Transcribe the entries below exactly.
───── Dataset extract
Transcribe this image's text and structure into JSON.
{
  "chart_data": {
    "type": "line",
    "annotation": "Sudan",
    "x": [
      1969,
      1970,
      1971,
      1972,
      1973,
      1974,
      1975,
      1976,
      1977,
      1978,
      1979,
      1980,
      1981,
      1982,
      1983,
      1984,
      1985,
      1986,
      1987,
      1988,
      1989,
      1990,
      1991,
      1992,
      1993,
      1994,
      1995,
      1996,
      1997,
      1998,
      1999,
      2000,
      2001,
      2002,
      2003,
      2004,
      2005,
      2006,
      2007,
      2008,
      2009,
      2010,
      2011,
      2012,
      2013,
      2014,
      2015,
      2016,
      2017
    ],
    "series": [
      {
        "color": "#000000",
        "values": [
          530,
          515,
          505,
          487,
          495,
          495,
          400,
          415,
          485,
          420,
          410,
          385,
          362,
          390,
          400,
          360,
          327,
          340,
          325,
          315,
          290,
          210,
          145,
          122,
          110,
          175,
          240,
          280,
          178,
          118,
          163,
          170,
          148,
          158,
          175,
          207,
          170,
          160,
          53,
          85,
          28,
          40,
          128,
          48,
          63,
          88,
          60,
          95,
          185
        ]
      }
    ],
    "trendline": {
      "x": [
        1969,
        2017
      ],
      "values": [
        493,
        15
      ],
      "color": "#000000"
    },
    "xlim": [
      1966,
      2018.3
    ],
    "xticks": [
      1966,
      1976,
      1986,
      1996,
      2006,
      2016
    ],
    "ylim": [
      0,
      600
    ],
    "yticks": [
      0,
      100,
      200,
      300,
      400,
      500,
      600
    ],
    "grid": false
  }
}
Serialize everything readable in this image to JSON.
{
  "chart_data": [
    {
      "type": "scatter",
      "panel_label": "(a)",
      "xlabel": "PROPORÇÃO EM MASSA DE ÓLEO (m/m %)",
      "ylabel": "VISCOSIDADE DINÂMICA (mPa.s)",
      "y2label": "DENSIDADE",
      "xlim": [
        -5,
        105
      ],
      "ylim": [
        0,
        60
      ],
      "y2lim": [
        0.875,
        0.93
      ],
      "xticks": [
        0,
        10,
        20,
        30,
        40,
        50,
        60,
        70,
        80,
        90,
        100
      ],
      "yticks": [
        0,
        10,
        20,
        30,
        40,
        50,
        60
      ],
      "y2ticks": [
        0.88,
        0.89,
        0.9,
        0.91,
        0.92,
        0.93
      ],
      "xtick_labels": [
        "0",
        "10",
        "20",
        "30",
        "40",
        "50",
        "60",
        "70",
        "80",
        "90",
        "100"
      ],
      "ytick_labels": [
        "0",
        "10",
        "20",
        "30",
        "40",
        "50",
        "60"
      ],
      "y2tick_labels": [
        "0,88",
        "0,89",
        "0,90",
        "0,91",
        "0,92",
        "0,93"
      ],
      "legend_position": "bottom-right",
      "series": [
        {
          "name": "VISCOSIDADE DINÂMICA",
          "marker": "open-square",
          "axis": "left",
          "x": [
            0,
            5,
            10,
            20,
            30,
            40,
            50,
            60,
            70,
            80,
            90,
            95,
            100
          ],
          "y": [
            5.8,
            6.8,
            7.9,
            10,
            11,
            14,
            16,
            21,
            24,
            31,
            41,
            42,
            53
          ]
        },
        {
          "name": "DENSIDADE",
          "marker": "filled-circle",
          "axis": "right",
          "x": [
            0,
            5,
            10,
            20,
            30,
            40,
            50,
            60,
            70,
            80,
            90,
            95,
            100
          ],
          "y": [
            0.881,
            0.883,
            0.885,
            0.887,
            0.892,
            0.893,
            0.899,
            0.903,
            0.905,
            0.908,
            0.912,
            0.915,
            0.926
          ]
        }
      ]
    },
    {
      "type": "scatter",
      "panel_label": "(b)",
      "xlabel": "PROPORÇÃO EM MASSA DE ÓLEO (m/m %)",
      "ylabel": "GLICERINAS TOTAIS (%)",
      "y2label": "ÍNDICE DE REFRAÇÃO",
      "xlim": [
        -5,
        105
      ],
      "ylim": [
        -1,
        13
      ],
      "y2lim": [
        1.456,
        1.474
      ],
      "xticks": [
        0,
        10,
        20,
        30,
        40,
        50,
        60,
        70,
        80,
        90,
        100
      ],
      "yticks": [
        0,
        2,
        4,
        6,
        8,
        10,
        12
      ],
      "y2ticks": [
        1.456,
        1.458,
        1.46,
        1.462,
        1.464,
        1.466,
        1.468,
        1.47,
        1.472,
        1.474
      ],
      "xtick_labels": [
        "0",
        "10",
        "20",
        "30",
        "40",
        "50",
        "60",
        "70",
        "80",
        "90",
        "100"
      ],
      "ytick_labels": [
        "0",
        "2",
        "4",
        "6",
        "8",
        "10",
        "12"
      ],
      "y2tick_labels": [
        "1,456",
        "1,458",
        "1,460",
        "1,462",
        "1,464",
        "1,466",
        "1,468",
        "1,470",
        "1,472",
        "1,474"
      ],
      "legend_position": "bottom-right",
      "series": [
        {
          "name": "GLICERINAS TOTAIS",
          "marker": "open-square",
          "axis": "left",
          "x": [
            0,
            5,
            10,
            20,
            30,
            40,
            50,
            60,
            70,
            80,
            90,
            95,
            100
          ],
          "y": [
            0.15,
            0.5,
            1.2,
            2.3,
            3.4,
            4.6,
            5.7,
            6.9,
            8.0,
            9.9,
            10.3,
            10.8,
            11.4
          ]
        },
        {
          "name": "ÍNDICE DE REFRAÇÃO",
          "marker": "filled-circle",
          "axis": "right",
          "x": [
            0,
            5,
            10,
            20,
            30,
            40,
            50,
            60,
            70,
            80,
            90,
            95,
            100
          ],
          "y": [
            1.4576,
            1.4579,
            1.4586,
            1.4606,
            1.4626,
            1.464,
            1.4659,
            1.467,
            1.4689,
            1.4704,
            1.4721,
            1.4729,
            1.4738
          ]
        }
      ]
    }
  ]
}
──────────
**Solution to the exercise**
Transcribe this image's text and structure into JSON.
{
  "chart_data": {
    "type": "line",
    "annotation": "Sudan",
    "x": [
      1969,
      1970,
      1971,
      1972,
      1973,
      1974,
      1975,
      1976,
      1977,
      1978,
      1979,
      1980,
      1981,
      1982,
      1983,
      1984,
      1985,
      1986,
      1987,
      1988,
      1989,
      1990,
      1991,
      1992,
      1993,
      1994,
      1995,
      1996,
      1997,
      1998,
      1999,
      2000,
      2001,
      2002,
      2003,
      2004,
      2005,
      2006,
      2007,
      2008,
      2009,
      2010,
      2011,
      2012,
      2013,
      2014,
      2015,
      2016,
      2017
    ],
    "series": [
      {
        "color": "#000000",
        "values": [
          530,
          515,
          505,
          487,
          495,
          495,
          400,
          415,
          485,
          420,
          410,
          385,
          362,
          390,
          400,
          360,
          327,
          340,
          325,
          315,
          290,
          210,
          145,
          122,
          110,
          175,
          240,
          280,
          178,
          118,
          163,
          170,
          148,
          158,
          175,
          207,
          170,
          160,
          53,
          85,
          28,
          40,
          128,
          48,
          63,
          88,
          60,
          95,
          185
        ]
      }
    ],
    "trendline": {
      "x": [
        1969,
        2017
      ],
      "values": [
        493,
        15
      ],
      "color": "#000000"
    },
    "xlim": [
      1966,
      2018.3
    ],
    "xticks": [
      1966,
      1976,
      1986,
      1996,
      2006,
      2016
    ],
    "ylim": [
      0,
      600
    ],
    "yticks": [
      0,
      100,
      200,
      300,
      400,
      500,
      600
    ],
    "grid": false
  }
}
Serialize everything readable in this image to JSON.
{
  "chart_data": [
    {
      "type": "scatter",
      "panel_label": "(a)",
      "xlabel": "PROPORÇÃO EM MASSA DE ÓLEO (m/m %)",
      "ylabel": "VISCOSIDADE DINÂMICA (mPa.s)",
      "y2label": "DENSIDADE",
      "xlim": [
        -5,
        105
      ],
      "ylim": [
        0,
        60
      ],
      "y2lim": [
        0.875,
        0.93
      ],
      "xticks": [
        0,
        10,
        20,
        30,
        40,
        50,
        60,
        70,
        80,
        90,
        100
      ],
      "yticks": [
        0,
        10,
        20,
        30,
        40,
        50,
        60
      ],
      "y2ticks": [
        0.88,
        0.89,
        0.9,
        0.91,
        0.92,
        0.93
      ],
      "xtick_labels": [
        "0",
        "10",
        "20",
        "30",
        "40",
        "50",
        "60",
        "70",
        "80",
        "90",
        "100"
      ],
      "ytick_labels": [
        "0",
        "10",
        "20",
        "30",
        "40",
        "50",
        "60"
      ],
      "y2tick_labels": [
        "0,88",
        "0,89",
        "0,90",
        "0,91",
        "0,92",
        "0,93"
      ],
      "legend_position": "bottom-right",
      "series": [
        {
          "name": "VISCOSIDADE DINÂMICA",
          "marker": "open-square",
          "axis": "left",
          "x": [
            0,
            5,
            10,
            20,
            30,
            40,
            50,
            60,
            70,
            80,
            90,
            95,
            100
          ],
          "y": [
            5.8,
            6.8,
            7.9,
            10,
            11,
            14,
            16,
            21,
            24,
            31,
            41,
            42,
            53
          ]
        },
        {
          "name": "DENSIDADE",
          "marker": "filled-circle",
          "axis": "right",
          "x": [
            0,
            5,
            10,
            20,
            30,
            40,
            50,
            60,
            70,
            80,
            90,
            95,
            100
          ],
          "y": [
            0.881,
            0.883,
            0.885,
            0.887,
            0.892,
            0.893,
            0.899,
            0.903,
            0.905,
            0.908,
            0.912,
            0.915,
            0.926
          ]
        }
      ]
    },
    {
      "type": "scatter",
      "panel_label": "(b)",
      "xlabel": "PROPORÇÃO EM MASSA DE ÓLEO (m/m %)",
      "ylabel": "GLICERINAS TOTAIS (%)",
      "y2label": "ÍNDICE DE REFRAÇÃO",
      "xlim": [
        -5,
        105
      ],
      "ylim": [
        -1,
        13
      ],
      "y2lim": [
        1.456,
        1.474
      ],
      "xticks": [
        0,
        10,
        20,
        30,
        40,
        50,
        60,
        70,
        80,
        90,
        100
      ],
      "yticks": [
        0,
        2,
        4,
        6,
        8,
        10,
        12
      ],
      "y2ticks": [
        1.456,
        1.458,
        1.46,
        1.462,
        1.464,
        1.466,
        1.468,
        1.47,
        1.472,
        1.474
      ],
      "xtick_labels": [
        "0",
        "10",
        "20",
        "30",
        "40",
        "50",
        "60",
        "70",
        "80",
        "90",
        "100"
      ],
      "ytick_labels": [
        "0",
        "2",
        "4",
        "6",
        "8",
        "10",
        "12"
      ],
      "y2tick_labels": [
        "1,456",
        "1,458",
        "1,460",
        "1,462",
        "1,464",
        "1,466",
        "1,468",
        "1,470",
        "1,472",
        "1,474"
      ],
      "legend_position": "bottom-right",
      "series": [
        {
          "name": "GLICERINAS TOTAIS",
          "marker": "open-square",
          "axis": "left",
          "x": [
            0,
            5,
            10,
            20,
            30,
            40,
            50,
            60,
            70,
            80,
            90,
            95,
            100
          ],
          "y": [
            0.15,
            0.5,
            1.2,
            2.3,
            3.4,
            4.6,
            5.7,
            6.9,
            8.0,
            9.9,
            10.3,
            10.8,
            11.4
          ]
        },
        {
          "name": "ÍNDICE DE REFRAÇÃO",
          "marker": "filled-circle",
          "axis": "right",
          "x": [
            0,
            5,
            10,
            20,
            30,
            40,
            50,
            60,
            70,
            80,
            90,
            95,
            100
          ],
          "y": [
            1.4576,
            1.4579,
            1.4586,
            1.4606,
            1.4626,
            1.464,
            1.4659,
            1.467,
            1.4689,
            1.4704,
            1.4721,
            1.4729,
            1.4738
          ]
        }
      ]
    }
  ]
}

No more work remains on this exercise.